## What this task involves
When counting, include every line of the data that holds "kidney", then state the total alone.

Document transcript data:
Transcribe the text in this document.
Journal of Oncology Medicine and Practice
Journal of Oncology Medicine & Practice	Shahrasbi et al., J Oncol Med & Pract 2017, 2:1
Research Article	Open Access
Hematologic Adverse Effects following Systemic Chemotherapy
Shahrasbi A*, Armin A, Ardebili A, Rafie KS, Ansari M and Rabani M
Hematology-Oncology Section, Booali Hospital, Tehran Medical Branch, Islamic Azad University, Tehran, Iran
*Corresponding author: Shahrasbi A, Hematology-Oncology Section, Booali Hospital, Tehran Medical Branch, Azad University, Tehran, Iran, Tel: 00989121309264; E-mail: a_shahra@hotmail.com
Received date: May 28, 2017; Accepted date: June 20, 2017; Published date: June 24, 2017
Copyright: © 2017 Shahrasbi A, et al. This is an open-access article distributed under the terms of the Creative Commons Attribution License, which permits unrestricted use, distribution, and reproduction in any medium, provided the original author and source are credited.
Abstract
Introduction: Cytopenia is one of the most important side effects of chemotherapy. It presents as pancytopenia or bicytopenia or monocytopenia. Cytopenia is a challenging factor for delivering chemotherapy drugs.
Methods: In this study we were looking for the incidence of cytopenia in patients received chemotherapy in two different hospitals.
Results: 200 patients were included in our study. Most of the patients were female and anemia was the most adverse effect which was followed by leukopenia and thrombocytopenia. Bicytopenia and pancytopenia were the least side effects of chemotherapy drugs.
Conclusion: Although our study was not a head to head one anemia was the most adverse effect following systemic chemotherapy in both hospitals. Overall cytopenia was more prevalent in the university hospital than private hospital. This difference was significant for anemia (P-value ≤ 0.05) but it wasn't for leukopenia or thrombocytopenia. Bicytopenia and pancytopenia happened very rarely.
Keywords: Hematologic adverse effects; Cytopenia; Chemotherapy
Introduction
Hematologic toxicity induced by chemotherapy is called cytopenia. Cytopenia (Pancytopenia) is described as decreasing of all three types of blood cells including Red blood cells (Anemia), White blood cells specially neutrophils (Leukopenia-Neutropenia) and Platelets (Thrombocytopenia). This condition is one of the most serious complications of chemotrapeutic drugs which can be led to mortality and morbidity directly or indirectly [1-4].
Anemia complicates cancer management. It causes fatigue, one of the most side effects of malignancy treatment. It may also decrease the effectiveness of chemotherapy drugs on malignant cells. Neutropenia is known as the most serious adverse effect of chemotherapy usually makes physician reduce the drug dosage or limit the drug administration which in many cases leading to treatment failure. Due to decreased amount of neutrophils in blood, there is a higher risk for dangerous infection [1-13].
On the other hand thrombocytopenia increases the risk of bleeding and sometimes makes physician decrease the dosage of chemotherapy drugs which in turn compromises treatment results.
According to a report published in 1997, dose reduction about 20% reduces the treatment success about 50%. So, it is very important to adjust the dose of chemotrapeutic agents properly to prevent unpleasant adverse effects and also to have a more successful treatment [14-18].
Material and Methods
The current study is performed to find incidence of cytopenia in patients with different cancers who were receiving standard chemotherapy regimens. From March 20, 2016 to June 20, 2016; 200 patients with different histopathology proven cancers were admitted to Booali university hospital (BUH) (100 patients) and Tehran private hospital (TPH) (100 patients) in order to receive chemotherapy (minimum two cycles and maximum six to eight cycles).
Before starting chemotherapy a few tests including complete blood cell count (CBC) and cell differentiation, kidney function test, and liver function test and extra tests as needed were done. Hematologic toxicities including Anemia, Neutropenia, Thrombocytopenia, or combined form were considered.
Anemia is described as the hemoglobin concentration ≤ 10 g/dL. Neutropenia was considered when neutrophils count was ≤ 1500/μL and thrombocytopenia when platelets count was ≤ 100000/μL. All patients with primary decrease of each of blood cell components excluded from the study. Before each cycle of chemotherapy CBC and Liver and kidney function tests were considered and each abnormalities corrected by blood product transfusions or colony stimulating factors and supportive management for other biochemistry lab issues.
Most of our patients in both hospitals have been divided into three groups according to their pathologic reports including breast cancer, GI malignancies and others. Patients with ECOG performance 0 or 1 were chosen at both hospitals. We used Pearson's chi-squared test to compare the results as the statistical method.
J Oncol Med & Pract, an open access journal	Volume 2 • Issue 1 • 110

## Result for this task
2